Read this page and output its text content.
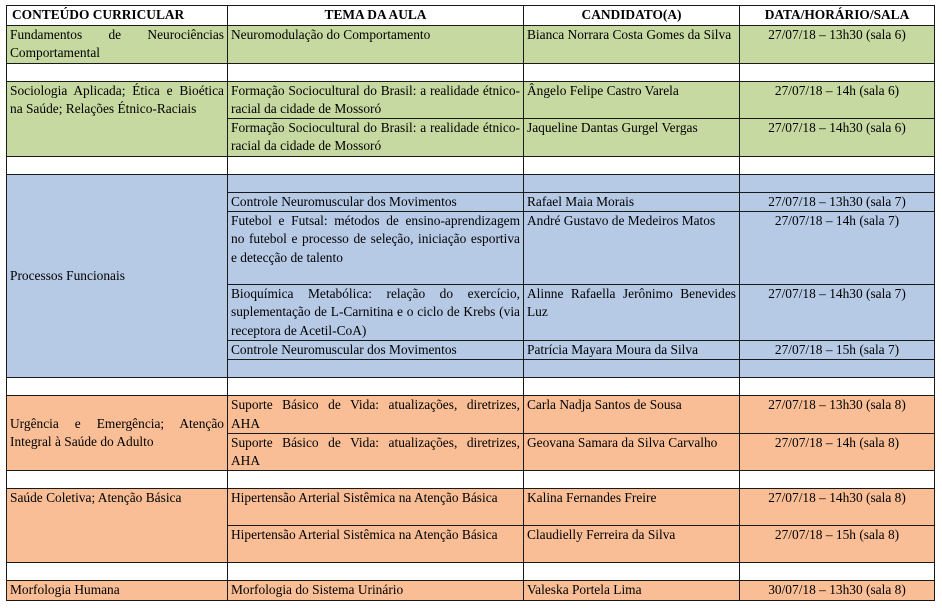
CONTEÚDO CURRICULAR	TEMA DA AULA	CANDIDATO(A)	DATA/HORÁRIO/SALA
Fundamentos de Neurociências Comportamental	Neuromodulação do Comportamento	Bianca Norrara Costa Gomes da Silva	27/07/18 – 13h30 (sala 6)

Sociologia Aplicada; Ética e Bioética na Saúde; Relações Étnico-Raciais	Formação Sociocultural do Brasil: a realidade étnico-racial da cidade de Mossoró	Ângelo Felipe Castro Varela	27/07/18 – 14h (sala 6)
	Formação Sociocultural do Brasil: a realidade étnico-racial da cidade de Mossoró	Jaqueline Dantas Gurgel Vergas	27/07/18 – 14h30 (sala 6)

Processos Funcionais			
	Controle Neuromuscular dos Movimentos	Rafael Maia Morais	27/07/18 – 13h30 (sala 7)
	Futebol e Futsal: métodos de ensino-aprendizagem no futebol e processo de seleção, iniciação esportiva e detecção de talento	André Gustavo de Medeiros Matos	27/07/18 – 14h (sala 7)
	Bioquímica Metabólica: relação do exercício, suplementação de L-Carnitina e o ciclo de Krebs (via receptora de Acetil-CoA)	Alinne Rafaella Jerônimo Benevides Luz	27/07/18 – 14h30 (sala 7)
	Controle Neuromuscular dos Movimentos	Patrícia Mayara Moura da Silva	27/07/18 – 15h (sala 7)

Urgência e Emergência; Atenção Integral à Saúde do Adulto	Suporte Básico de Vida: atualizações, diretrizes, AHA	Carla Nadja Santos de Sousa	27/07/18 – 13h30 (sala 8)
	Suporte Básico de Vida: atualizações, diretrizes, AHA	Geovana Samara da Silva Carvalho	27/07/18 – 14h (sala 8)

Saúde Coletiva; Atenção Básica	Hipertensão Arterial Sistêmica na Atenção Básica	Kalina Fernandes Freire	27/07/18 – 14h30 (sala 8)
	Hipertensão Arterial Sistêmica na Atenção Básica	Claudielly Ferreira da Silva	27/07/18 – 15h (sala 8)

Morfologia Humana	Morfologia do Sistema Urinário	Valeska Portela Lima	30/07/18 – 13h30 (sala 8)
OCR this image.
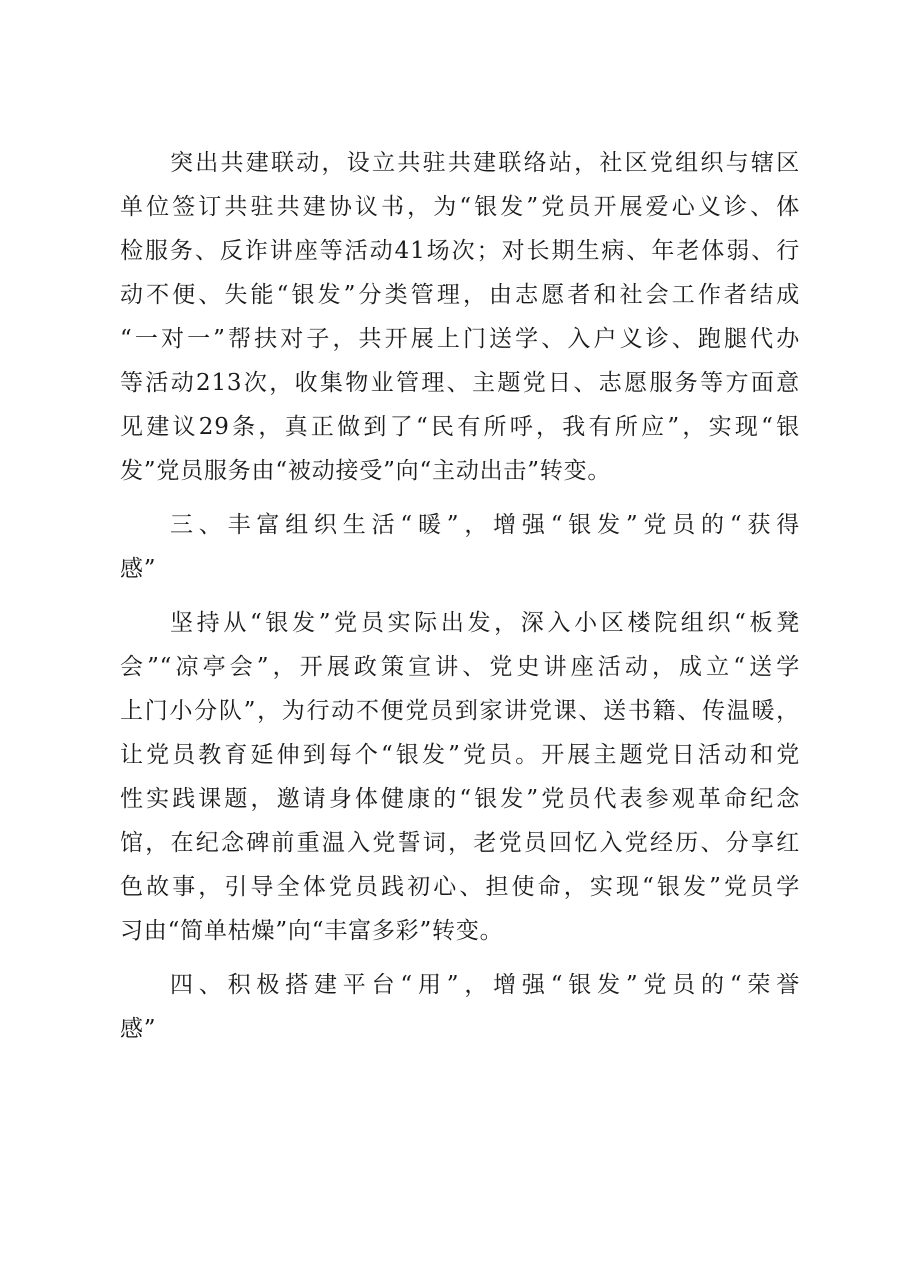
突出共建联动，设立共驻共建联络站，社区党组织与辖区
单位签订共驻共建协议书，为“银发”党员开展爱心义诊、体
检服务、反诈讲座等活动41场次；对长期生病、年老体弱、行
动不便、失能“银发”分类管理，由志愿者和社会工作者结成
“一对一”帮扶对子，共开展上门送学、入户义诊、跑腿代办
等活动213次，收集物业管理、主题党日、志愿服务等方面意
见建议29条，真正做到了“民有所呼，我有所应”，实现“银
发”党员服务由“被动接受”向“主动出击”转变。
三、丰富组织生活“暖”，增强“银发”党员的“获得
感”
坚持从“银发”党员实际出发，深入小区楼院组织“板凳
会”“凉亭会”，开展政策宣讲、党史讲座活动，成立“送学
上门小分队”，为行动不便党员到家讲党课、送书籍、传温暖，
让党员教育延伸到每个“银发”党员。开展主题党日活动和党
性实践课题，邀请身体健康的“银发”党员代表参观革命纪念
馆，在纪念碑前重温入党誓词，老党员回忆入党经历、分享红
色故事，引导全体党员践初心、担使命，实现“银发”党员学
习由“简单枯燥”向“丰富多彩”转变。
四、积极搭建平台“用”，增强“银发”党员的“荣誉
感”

◆ ◆ ◆ ◆ ◆ ◆ ◆

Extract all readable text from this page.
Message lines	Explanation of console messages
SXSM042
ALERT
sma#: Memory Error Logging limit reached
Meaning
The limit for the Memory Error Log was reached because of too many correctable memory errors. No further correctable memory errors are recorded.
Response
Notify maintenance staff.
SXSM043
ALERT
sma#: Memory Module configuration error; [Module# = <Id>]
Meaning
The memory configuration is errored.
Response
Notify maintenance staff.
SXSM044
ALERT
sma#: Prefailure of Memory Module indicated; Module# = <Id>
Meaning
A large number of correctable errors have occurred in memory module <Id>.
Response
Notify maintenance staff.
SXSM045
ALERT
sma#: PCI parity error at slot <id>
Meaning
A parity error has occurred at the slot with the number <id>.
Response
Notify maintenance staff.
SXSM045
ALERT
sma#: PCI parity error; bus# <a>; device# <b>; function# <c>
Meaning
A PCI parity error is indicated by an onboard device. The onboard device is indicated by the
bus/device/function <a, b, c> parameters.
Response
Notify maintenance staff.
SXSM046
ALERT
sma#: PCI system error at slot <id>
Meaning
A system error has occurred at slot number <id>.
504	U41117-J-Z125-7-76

◆ ◆ ◆ ◆ ◆ ◆ ◆

**To do**
Keep only those lines of the records that hold "page", and return them.

**Written solution**
Read this page and output its text content.
Extract all readable text from this page.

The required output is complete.